Anyway, Even if the ball crossed the plate where the catcher caught it, I still feel the tip of the ball touched the bottom of the zone. What happened next? The batter hit a weak sauce infield single to the second baseman, who couldn't get a handle on it. Then up stepped the catcher, Matt McPoopy, who hit (sorry, Drew) a grooved fastball over the left field wall for a 2R HR. I can only assume McStupid was looking fastball, and Storen gave him one up in the zone. The good news? Drew acted like a goddamn closer should, shook it off, and got the next three batters out in a row with a ground out, and two Ks. Atta boy, Drew. Even if you did do it in long-ass soup-sandwich looking pants. I can look past a player crushing my hopes and dreams if it means betterment of the team. Hell, if I cared too much about every time something crushed me, I would've been dead when Shawshank was robbed at the 1994 Oscars. (Fuck you, Forrest Gump!)

Today is also GOLDEN WEDNESDAY! The NL Gold Glove awards are announced, and Zim should certainly be heading home with the 3rd base trophy. What's that? Derek Jeter won for AL SS yesterday?

Fuck.

Friday, October 30, 2009

Could this World Series get any worse?

You know what? It could. A-Rod could not be 0-8 with 6 Ks, so I shouldn't complain too much.

Fuck it, that's the only redeeming thing in this battle of suck.

§ Work request 1: Print the baseball blog post from "You know what?" to "battle of suck.".
§ Work request 2: According to the baseball blog post, what awards are announced on Golden Wednesday?
§ Work request 3: Write the next part of the baseball blog post, picking up after its last sentence.

§ Exercise data:

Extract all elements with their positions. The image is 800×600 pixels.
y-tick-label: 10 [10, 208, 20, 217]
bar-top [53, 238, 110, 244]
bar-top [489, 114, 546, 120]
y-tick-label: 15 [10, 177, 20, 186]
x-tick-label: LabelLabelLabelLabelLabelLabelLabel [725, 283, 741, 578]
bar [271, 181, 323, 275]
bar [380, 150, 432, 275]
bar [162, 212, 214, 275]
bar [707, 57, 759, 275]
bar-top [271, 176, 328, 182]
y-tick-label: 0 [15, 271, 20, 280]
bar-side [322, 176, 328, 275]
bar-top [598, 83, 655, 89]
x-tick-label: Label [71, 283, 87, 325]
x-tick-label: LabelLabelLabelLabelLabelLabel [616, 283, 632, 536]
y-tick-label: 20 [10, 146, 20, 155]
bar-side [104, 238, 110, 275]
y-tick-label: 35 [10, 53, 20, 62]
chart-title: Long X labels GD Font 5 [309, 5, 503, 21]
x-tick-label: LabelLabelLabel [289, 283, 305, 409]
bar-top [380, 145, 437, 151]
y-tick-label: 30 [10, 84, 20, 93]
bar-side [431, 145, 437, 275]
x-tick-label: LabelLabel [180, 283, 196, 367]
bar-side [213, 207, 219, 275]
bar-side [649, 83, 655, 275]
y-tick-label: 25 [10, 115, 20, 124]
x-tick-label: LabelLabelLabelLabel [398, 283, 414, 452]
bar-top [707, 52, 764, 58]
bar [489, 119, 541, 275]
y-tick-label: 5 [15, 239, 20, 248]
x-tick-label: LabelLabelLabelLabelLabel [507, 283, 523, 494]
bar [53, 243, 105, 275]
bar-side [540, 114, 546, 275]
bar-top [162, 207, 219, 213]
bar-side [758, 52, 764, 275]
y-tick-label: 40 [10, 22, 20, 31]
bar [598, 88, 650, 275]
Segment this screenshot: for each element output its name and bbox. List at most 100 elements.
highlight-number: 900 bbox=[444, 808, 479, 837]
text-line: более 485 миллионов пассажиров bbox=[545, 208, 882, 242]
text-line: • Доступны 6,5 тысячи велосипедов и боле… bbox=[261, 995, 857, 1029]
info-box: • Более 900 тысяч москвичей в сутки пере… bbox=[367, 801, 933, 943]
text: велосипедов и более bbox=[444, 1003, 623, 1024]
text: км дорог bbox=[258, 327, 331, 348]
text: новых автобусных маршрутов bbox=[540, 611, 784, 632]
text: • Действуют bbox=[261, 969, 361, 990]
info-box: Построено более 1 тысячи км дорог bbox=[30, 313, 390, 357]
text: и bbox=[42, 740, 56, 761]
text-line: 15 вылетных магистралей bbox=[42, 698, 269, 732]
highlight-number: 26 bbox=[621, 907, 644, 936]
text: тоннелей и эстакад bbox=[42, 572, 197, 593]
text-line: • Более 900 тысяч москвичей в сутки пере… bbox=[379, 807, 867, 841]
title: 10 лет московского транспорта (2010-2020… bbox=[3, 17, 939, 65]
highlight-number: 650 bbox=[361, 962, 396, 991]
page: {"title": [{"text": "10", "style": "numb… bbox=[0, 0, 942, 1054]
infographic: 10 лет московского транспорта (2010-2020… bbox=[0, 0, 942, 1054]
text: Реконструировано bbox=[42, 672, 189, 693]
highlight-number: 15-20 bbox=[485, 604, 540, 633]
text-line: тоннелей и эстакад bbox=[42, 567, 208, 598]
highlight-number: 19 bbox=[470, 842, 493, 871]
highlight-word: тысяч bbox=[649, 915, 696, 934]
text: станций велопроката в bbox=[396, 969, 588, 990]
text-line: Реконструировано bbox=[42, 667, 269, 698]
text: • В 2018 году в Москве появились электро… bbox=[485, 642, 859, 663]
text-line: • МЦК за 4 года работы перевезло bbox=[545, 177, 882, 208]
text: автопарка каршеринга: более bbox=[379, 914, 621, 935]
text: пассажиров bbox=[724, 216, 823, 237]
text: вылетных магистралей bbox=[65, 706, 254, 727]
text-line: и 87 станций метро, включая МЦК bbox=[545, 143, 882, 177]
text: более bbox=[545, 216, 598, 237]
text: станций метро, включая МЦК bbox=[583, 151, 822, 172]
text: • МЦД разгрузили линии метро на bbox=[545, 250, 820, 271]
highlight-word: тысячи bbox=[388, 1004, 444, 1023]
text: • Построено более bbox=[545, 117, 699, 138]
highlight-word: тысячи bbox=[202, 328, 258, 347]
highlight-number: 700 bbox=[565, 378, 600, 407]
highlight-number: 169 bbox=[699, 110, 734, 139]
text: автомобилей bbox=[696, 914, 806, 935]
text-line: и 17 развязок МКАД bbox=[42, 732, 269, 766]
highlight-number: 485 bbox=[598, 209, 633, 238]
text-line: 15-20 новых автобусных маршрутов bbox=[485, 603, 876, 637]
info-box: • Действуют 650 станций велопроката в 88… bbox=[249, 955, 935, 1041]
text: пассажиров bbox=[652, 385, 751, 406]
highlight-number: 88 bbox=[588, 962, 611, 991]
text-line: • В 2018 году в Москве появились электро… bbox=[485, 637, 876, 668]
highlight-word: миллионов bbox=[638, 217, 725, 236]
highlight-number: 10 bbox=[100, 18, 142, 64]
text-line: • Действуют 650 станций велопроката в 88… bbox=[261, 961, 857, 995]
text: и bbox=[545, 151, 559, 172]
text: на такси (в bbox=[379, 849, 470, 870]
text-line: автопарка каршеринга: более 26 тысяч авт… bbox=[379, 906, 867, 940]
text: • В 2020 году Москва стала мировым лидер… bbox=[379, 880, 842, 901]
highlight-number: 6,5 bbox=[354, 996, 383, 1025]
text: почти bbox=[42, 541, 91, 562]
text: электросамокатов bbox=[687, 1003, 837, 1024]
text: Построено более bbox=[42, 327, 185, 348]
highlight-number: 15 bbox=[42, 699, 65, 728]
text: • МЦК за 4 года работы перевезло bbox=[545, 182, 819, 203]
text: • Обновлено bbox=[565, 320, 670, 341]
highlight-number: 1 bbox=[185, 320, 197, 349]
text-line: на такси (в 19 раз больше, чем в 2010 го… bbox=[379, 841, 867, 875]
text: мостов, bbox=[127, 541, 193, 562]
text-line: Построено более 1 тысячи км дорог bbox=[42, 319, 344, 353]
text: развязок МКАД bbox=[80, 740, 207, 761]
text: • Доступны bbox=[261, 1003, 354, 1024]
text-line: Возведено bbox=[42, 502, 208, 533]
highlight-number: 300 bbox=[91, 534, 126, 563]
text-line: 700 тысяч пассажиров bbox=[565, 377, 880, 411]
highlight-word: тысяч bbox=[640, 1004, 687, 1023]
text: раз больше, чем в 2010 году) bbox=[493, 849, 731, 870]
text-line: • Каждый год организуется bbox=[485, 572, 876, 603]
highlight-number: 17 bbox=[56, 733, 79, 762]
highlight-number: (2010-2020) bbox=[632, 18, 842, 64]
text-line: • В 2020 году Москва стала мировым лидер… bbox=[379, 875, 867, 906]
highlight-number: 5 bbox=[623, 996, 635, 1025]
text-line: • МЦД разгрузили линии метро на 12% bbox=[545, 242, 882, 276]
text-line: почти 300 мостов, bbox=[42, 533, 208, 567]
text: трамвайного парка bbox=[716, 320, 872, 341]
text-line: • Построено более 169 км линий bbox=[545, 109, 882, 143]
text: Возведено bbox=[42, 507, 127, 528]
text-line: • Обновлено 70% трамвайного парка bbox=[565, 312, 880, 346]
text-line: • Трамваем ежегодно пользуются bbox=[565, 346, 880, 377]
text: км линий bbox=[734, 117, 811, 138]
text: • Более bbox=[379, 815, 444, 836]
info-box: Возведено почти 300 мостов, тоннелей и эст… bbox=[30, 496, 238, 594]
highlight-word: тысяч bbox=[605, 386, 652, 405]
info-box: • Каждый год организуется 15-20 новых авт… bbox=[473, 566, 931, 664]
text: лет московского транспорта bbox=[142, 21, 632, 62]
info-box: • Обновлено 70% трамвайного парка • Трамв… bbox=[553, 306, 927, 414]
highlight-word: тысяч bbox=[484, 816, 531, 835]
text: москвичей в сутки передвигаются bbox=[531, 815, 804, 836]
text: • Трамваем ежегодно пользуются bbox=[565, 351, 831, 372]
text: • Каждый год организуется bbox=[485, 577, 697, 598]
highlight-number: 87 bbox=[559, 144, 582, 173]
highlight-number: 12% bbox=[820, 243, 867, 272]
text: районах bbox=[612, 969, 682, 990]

§ Exercise answer 1:
You know what? It could. A-Rod could not be 0-8 with 6 Ks, so I shouldn't complain too much.

Fuck it, that's the only redeeming thing in this battle of suck.

§ Exercise answer 2: The NL Gold Glove awards.

§ Exercise answer 3:
On one side you got the Phillies. Ugh. Chase Fucking Utley with his greasy ass head. That Danny Zuko looking mother fucker... leave some oil for the rest of us, Chase. Our cars need gas to run.

Then you got Jayson Werth. Way to go, Jason. It only takes you ten years to develop. You were taken in the first round of the 97 draft, dude. It take you ten years to deliver on your potential? Way to go, you Edge looking idiot.

And no knock really on Matt Stairs... except to say that he looks frighteningly like David Crosby to me at this point in his life. Seriously...


Someone else suggested that he looks like a young Wilford Brimley. Too bad you can't find a single goddamn picture of a young Wilford on the entire internets. So, David Crosby it is. Enjoy the 45 second Photoshop below, folks.


Speaking of look-a-likes, Howie Mandel is playing a mean left field for the Phillies this year.


I could go on, but I won't. This is already twenty minutes of my life talking about the Phillies that I'll never get back. The shame...

And on the other side... The Yankees. Everyone knows the number one hater of the Yankees...


But there's a shit ton of other reasons to hate them. I, however, don't want to give them the stage any longer than I absolutely must. So, with that... the last reason to hate the Yankees...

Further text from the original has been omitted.